Problem to work on. Read the records below and copy each line that contains "shops".

Provided records.
○ ○ ○ ○ ○ ○ ○
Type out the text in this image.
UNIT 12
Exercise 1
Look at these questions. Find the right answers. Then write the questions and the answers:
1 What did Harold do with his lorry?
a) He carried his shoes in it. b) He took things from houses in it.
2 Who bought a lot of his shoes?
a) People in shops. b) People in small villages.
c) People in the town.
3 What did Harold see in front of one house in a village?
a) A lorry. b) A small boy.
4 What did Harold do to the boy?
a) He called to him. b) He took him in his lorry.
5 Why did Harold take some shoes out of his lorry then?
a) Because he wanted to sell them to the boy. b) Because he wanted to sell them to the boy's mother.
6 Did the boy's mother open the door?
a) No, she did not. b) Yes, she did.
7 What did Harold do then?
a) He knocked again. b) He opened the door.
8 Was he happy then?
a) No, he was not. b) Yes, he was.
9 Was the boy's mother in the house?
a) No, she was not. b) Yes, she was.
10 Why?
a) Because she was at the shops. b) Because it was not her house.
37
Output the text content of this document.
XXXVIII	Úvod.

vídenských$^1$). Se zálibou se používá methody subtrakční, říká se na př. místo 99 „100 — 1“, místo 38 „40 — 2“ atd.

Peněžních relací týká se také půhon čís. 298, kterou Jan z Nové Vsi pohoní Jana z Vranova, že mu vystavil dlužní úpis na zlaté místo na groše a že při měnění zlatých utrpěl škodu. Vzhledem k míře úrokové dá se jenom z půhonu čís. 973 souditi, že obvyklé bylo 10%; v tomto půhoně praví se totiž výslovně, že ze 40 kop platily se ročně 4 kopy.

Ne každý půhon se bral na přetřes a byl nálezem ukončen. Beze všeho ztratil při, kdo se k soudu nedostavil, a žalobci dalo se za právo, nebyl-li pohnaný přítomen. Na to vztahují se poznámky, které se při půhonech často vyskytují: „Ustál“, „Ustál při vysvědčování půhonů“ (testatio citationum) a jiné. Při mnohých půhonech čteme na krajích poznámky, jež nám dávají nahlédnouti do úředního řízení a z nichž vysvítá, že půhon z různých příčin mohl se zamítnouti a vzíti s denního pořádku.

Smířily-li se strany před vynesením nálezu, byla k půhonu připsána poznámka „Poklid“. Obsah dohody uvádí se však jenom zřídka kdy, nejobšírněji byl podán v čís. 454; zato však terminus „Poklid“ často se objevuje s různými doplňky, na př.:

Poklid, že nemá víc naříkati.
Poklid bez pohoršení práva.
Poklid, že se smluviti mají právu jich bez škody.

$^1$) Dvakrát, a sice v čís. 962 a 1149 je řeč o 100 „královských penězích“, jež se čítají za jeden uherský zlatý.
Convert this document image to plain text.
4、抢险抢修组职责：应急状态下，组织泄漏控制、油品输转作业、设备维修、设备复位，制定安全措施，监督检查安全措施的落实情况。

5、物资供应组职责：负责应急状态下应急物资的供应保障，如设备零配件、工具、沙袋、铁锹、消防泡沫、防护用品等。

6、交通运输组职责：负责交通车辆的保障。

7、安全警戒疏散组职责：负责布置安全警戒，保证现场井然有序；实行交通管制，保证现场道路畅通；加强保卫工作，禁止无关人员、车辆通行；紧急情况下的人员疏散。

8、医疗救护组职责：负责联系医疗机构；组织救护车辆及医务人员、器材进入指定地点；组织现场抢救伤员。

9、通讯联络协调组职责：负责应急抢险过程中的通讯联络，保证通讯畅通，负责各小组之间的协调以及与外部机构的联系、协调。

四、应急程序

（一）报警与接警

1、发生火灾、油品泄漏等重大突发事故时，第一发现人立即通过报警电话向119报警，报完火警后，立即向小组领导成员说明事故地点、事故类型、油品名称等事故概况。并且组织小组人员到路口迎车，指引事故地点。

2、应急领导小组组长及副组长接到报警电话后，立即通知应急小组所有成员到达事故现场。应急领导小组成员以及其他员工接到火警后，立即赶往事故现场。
○ ○ ○ ○ ○ ○ ○
Full output.
a) People in shops. b) People in small villages.
a) Because she was at the shops. b) Because it was not her house.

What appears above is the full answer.